• AIM
Where a line contains the word "Numerical", copy that line in full.

..............................

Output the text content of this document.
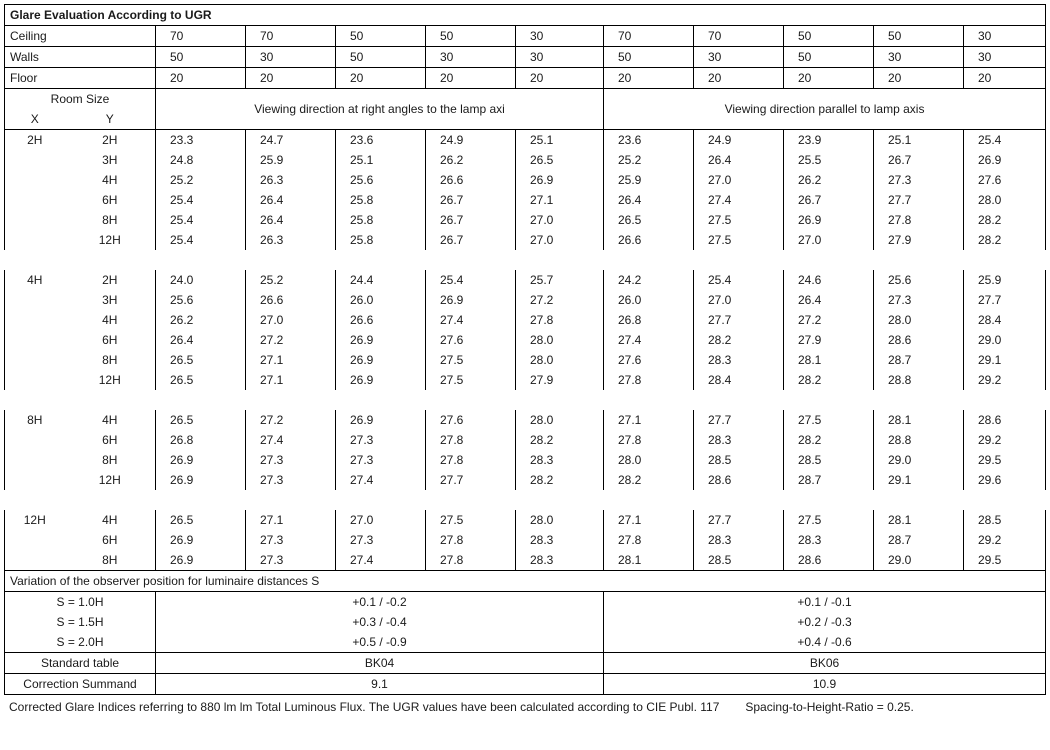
Glare Evaluation According to UGR											
Ceiling		70	70	50	50	30	70	70	50	50	30
Walls		50	30	50	30	30	50	30	50	30	30
Floor		20	20	20	20	20	20	20	20	20	20
Room Size		Viewing direction at right angles to the lamp axi					Viewing direction parallel to lamp axis				
X	Y										
2H	2H	23.3	24.7	23.6	24.9	25.1	23.6	24.9	23.9	25.1	25.4
	3H	24.8	25.9	25.1	26.2	26.5	25.2	26.4	25.5	26.7	26.9
	4H	25.2	26.3	25.6	26.6	26.9	25.9	27.0	26.2	27.3	27.6
	6H	25.4	26.4	25.8	26.7	27.1	26.4	27.4	26.7	27.7	28.0
	8H	25.4	26.4	25.8	26.7	27.0	26.5	27.5	26.9	27.8	28.2
	12H	25.4	26.3	25.8	26.7	27.0	26.6	27.5	27.0	27.9	28.2

4H	2H	24.0	25.2	24.4	25.4	25.7	24.2	25.4	24.6	25.6	25.9
	3H	25.6	26.6	26.0	26.9	27.2	26.0	27.0	26.4	27.3	27.7
	4H	26.2	27.0	26.6	27.4	27.8	26.8	27.7	27.2	28.0	28.4
	6H	26.4	27.2	26.9	27.6	28.0	27.4	28.2	27.9	28.6	29.0
	8H	26.5	27.1	26.9	27.5	28.0	27.6	28.3	28.1	28.7	29.1
	12H	26.5	27.1	26.9	27.5	27.9	27.8	28.4	28.2	28.8	29.2

8H	4H	26.5	27.2	26.9	27.6	28.0	27.1	27.7	27.5	28.1	28.6
	6H	26.8	27.4	27.3	27.8	28.2	27.8	28.3	28.2	28.8	29.2
	8H	26.9	27.3	27.3	27.8	28.3	28.0	28.5	28.5	29.0	29.5
	12H	26.9	27.3	27.4	27.7	28.2	28.2	28.6	28.7	29.1	29.6

12H	4H	26.5	27.1	27.0	27.5	28.0	27.1	27.7	27.5	28.1	28.5
	6H	26.9	27.3	27.3	27.8	28.3	27.8	28.3	28.3	28.7	29.2
	8H	26.9	27.3	27.4	27.8	28.3	28.1	28.5	28.6	29.0	29.5
Variation of the observer position for luminaire distances S											
S = 1.0H		+0.1 / -0.2					+0.1 / -0.1				
S = 1.5H		+0.3 / -0.4					+0.2 / -0.3				
S = 2.0H		+0.5 / -0.9					+0.4 / -0.6				
Standard table		BK04					BK06				
Correction Summand		9.1					10.9				
Corrected Glare Indices referring to 880 lm lm Total Luminous Flux. The UGR values have been calculated according to CIE Publ. 117 Spacing-to-Height-Ratio = 0.25.
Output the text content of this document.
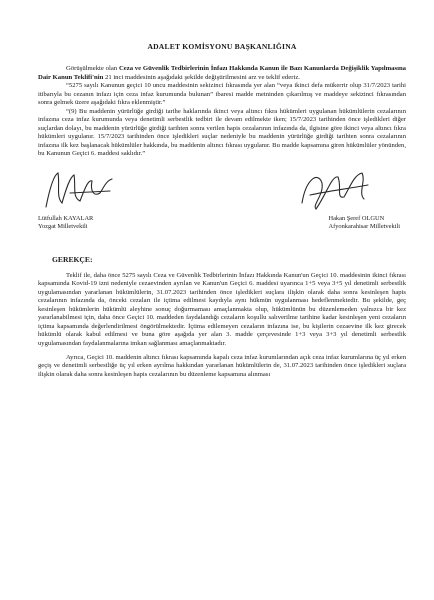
ADALET KOMİSYONU BAŞKANLIĞINA
Görüşülmekte olan Ceza ve Güvenlik Tedbirlerinin İnfazı Hakkında Kanun ile Bazı Kanunlarda Değişiklik Yapılmasına Dair Kanun Teklifi'nin 21 inci maddesinin aşağıdaki şekilde değiştirilmesini arz ve teklif ederiz.

“5275 sayılı Kanunun geçici 10 uncu maddesinin sekizinci fıkrasında yer alan “veya ikinci defa mükerrir olup 31/7/2023 tarihi itibarıyla bu cezanın infazı için ceza infaz kurumunda bulunan” ibaresi madde metninden çıkarılmış ve maddeye sekizinci fıkrasından sonra gelmek üzere aşağıdaki fıkra eklenmiştir.”

“(9) Bu maddenin yürürlüğe girdiği tarihe haklarında ikinci veya altıncı fıkra hükümleri uygulanan hükümlülerin cezalarının infazına ceza infaz kurumunda veya denetimli serbestlik tedbiri ile devam edilmekte iken; 15/7/2023 tarihinden önce işledikleri diğer suçlardan dolayı, bu maddenin yürürlüğe girdiği tarihten sonra verilen hapis cezalarının infazında da, ilgisine göre ikinci veya altıncı fıkra hükümleri uygulanır. 15/7/2023 tarihinden önce işledikleri suçlar nedeniyle bu maddenin yürürlüğe girdiği tarihten sonra cezalarının infazına ilk kez başlanacak hükümlüler hakkında, bu maddenin altıncı fıkrası uygulanır. Bu madde kapsamına giren hükümlüler yönünden, bu Kanunun Geçici 6. maddesi saklıdır.”

Lütfullah KAYALAR
Yozgat Milletvekili
Hakan Şeref OLGUN
Afyonkarahisar Milletvekili
GEREKÇE:

Teklif ile, daha önce 5275 sayılı Ceza ve Güvenlik Tedbirlerinin İnfazı Hakkında Kanun'un Geçici 10. maddesinin ikinci fıkrası kapsamında Kovid-19 izni nedeniyle cezaevinden ayrılan ve Kanun'un Geçici 6. maddesi uyarınca 1+5 veya 3+5 yıl denetimli serbestlik uygulamasından yararlanan hükümlülerin, 31.07.2023 tarihinden önce işledikleri suçlara ilişkin olarak daha sonra kesinleşen hapis cezalarının infazında da, önceki cezaları ile içtima edilmesi kaydıyla aynı hükmün uygulanması hedeflenmektedir. Bu şekilde, geç kesinleşen hükümlerin hükümlü aleyhine sonuç doğurmaması amaçlanmakta olup, hükümlünün bu düzenlemeden yalnızca bir kez yararlanabilmesi için, daha önce Geçici 10. maddeden faydalandığı cezaların koşullu salıverilme tarihine kadar kesinleşen yeni cezaların içtima kapsamında değerlendirilmesi öngörülmektedir. İçtima edilemeyen cezaların infazına ise, bu kişilerin cezaevine ilk kez girecek hükümlü olarak kabul edilmesi ve buna göre aşağıda yer alan 3. madde çerçevesinde 1+3 veya 3+3 yıl denetimli serbestlik uygulamasından faydalanmalarına imkan sağlanması amaçlanmaktadır.

Ayrıca, Geçici 10. maddenin altıncı fıkrası kapsamında kapalı ceza infaz kurumlarından açık ceza infaz kurumlarına üç yıl erken geçiş ve denetimli serbestliğe üç yıl erken ayrılma hakkından yararlanan hükümlülerin de, 31.07.2023 tarihinden önce işledikleri suçlara ilişkin olarak daha sonra kesinleşen hapis cezalarının bu düzenleme kapsamına alınması
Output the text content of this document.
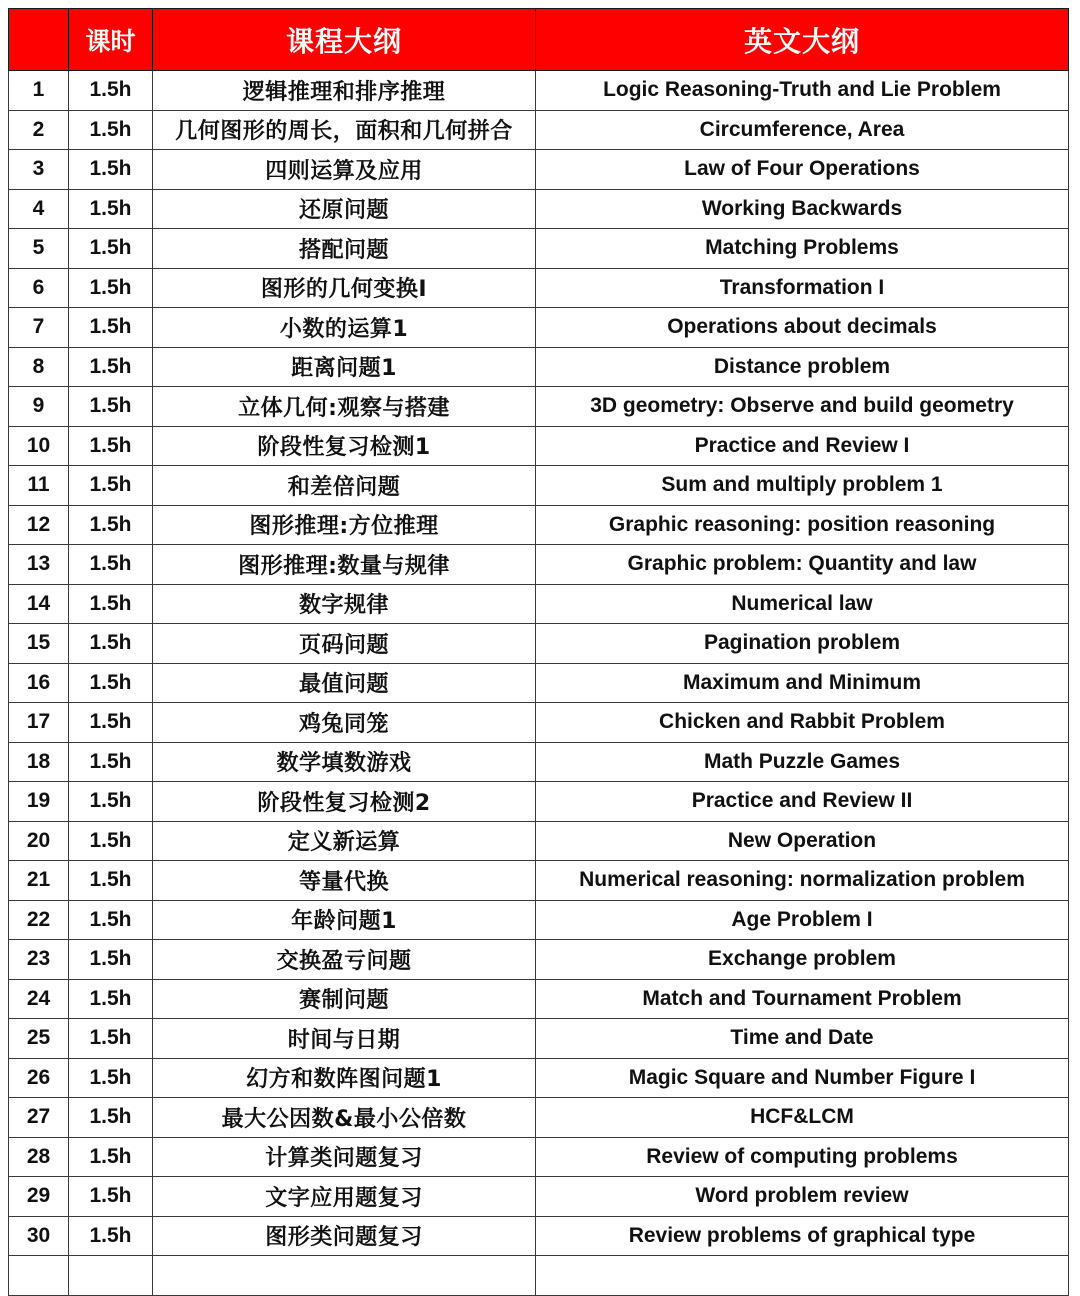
	课时	课程大纲	英文大纲
1	1.5h	逻辑推理和排序推理	Logic Reasoning-Truth and Lie Problem
2	1.5h	几何图形的周长，面积和几何拼合	Circumference, Area
3	1.5h	四则运算及应用	Law of Four Operations
4	1.5h	还原问题	Working Backwards
5	1.5h	搭配问题	Matching Problems
6	1.5h	图形的几何变换I	Transformation I
7	1.5h	小数的运算1	Operations about decimals
8	1.5h	距离问题1	Distance problem
9	1.5h	立体几何:观察与搭建	3D geometry: Observe and build geometry
10	1.5h	阶段性复习检测1	Practice and Review I
11	1.5h	和差倍问题	Sum and multiply problem 1
12	1.5h	图形推理:方位推理	Graphic reasoning: position reasoning
13	1.5h	图形推理:数量与规律	Graphic problem: Quantity and law
14	1.5h	数字规律	Numerical law
15	1.5h	页码问题	Pagination problem
16	1.5h	最值问题	Maximum and Minimum
17	1.5h	鸡兔同笼	Chicken and Rabbit Problem
18	1.5h	数学填数游戏	Math Puzzle Games
19	1.5h	阶段性复习检测2	Practice and Review II
20	1.5h	定义新运算	New Operation
21	1.5h	等量代换	Numerical reasoning: normalization problem
22	1.5h	年龄问题1	Age Problem I
23	1.5h	交换盈亏问题	Exchange problem
24	1.5h	赛制问题	Match and Tournament Problem
25	1.5h	时间与日期	Time and Date
26	1.5h	幻方和数阵图问题1	Magic Square and Number Figure I
27	1.5h	最大公因数&最小公倍数	HCF&LCM
28	1.5h	计算类问题复习	Review of computing problems
29	1.5h	文字应用题复习	Word problem review
30	1.5h	图形类问题复习	Review problems of graphical type
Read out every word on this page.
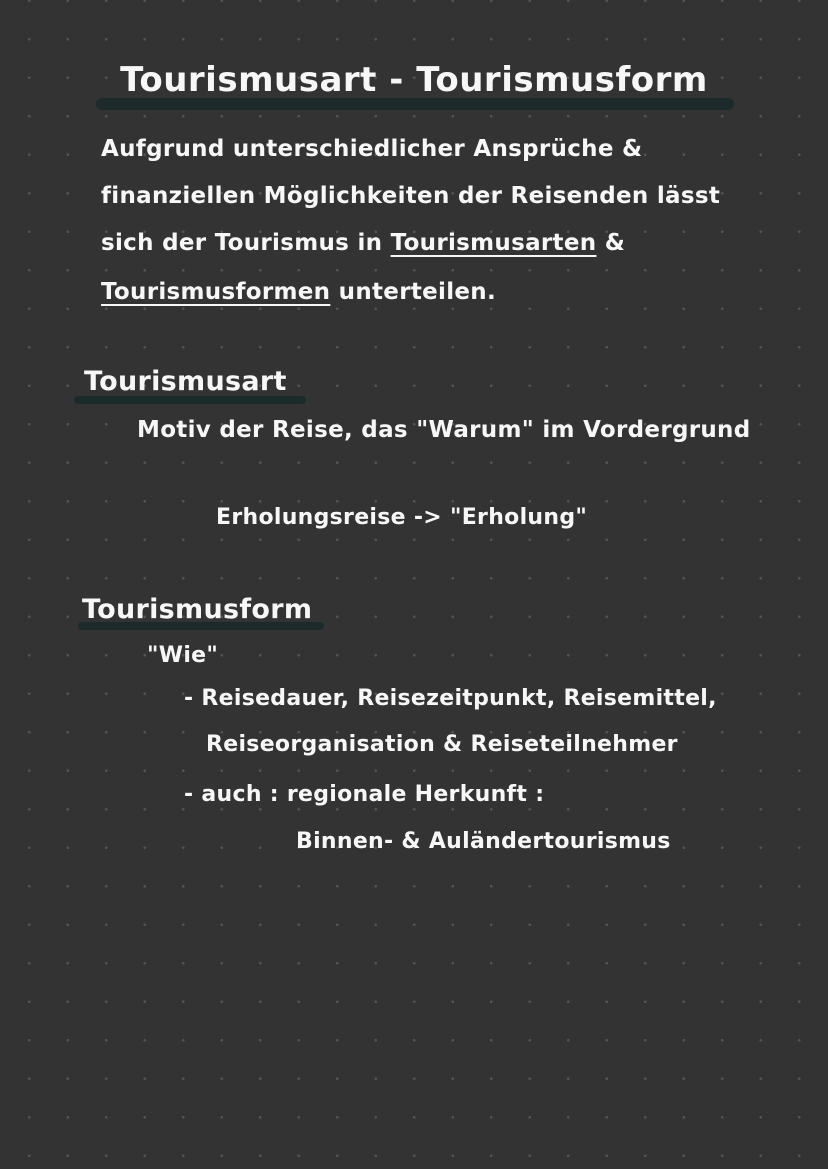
Tourismusart - Tourismusform
Aufgrund unterschiedlicher Ansprüche &
finanziellen Möglichkeiten der Reisenden lässt
sich der Tourismus in Tourismusarten &
Tourismusformen unterteilen.
Tourismusart
Motiv der Reise, das "Warum" im Vordergrund
Erholungsreise -> "Erholung"
Tourismusform
"Wie"
- Reisedauer, Reisezeitpunkt, Reisemittel,
Reiseorganisation & Reiseteilnehmer
- auch : regionale Herkunft :
Binnen- & Auländertourismus
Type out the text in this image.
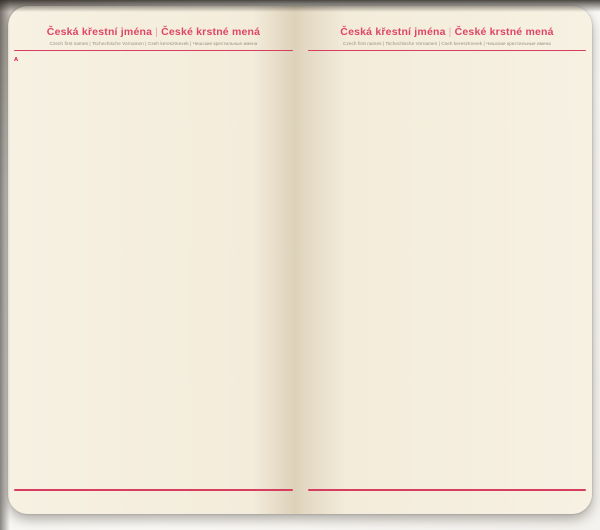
Česká křestní jména | České krstné mená
Czech first names | Tschechische Vornamen | Cseh keresztnevek | Чешские крестильные имена
A
Česká křestní jména | České krstné mená
Czech first names | Tschechische Vornamen | Cseh keresztnevek | Чешские крестильные имена
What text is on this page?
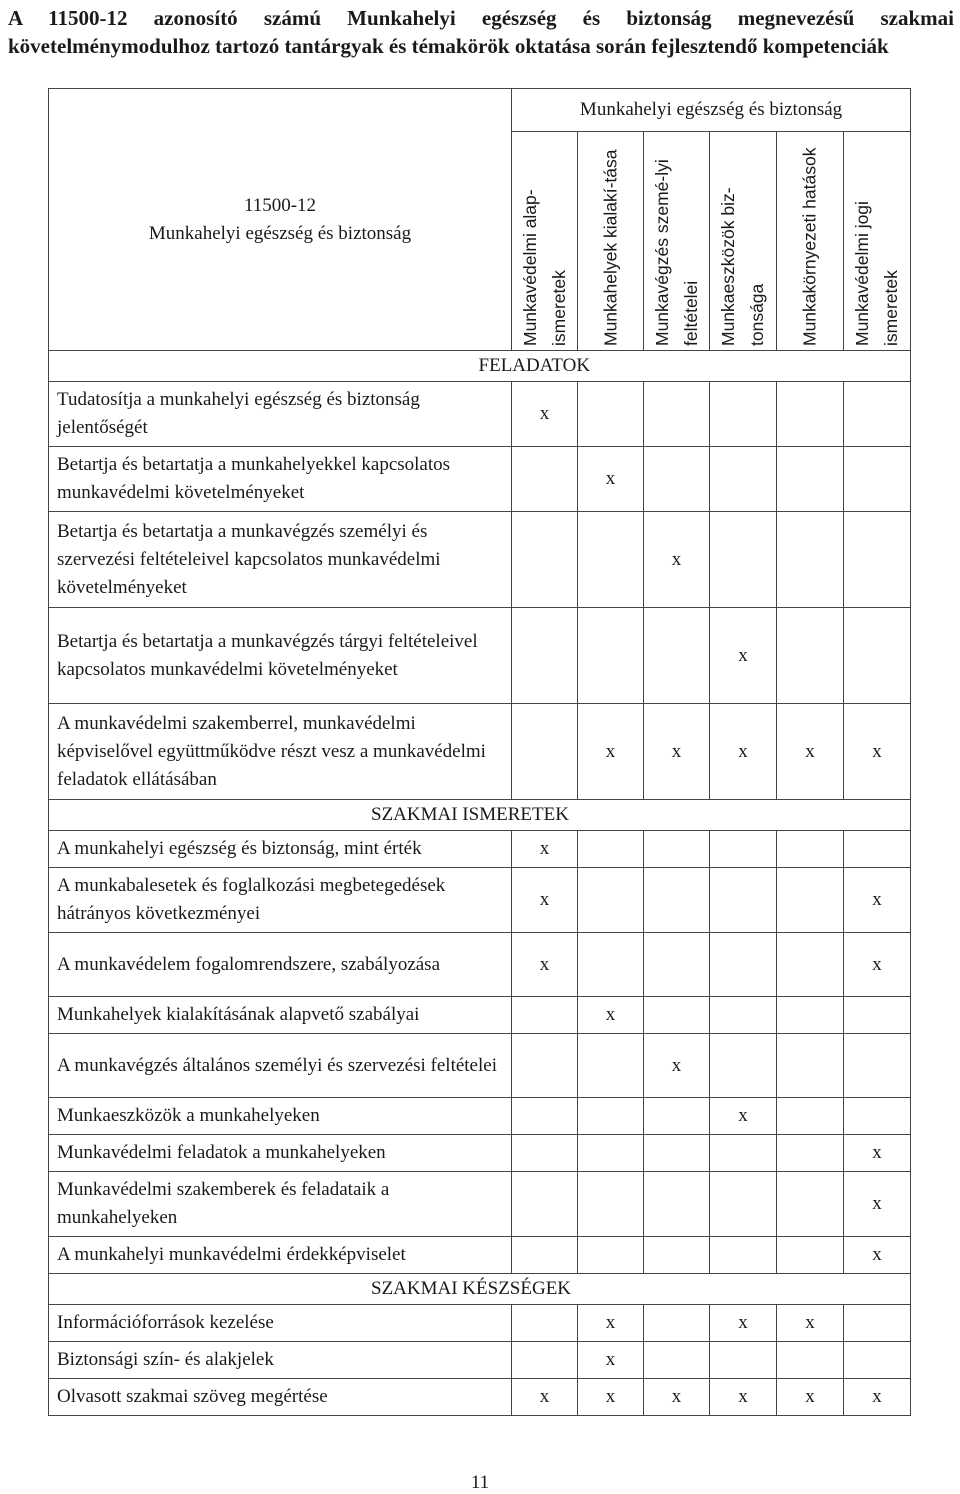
A 11500-12 azonosító számú Munkahelyi egészség és biztonság megnevezésű szakmai követelménymodulhoz tartozó tantárgyak és témakörök oktatása során fejlesztendő kompetenciák

11500-12
Munkahelyi egészség és biztonság	Munkahelyi egészség és biztonság					

	Munkavédelmi alap-ismeretek	Munkahelyek kialakí-tása	Munkavégzés szemé-lyi feltételei	Munkaeszközök biz-tonsága	Munkakörnyezeti hatások	Munkavédelmi jogi ismeretek

FELADATOK						
Tudatosítja a munkahelyi egészség és biztonság jelentőségét	x					
Betartja és betartatja a munkahelyekkel kapcsolatos munkavédelmi követelményeket		x				
Betartja és betartatja a munkavégzés személyi és szervezési feltételeivel kapcsolatos munkavédelmi követelményeket			x			
Betartja és betartatja a munkavégzés tárgyi feltételeivel kapcsolatos munkavédelmi követelményeket				x		
A munkavédelmi szakemberrel, munkavédelmi képviselővel együttműködve részt vesz a munkavédelmi feladatok ellátásában		x	x	x	x	x
SZAKMAI ISMERETEK						
A munkahelyi egészség és biztonság, mint érték	x					
A munkabalesetek és foglalkozási megbetegedések hátrányos következményei	x					x
A munkavédelem fogalomrendszere, szabályozása	x					x
Munkahelyek kialakításának alapvető szabályai		x				
A munkavégzés általános személyi és szervezési feltételei			x			
Munkaeszközök a munkahelyeken				x		
Munkavédelmi feladatok a munkahelyeken						x
Munkavédelmi szakemberek és feladataik a munkahelyeken						x
A munkahelyi munkavédelmi érdekképviselet						x
SZAKMAI KÉSZSÉGEK						
Információforrások kezelése		x		x	x	
Biztonsági szín- és alakjelek		x				
Olvasott szakmai szöveg megértése	x	x	x	x	x	x
11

..............................

• REPLY TO THE EXERCISE
14	1.5h	数字规律	Numerical law
21	1.5h	等量代换	Numerical reasoning: normalization problem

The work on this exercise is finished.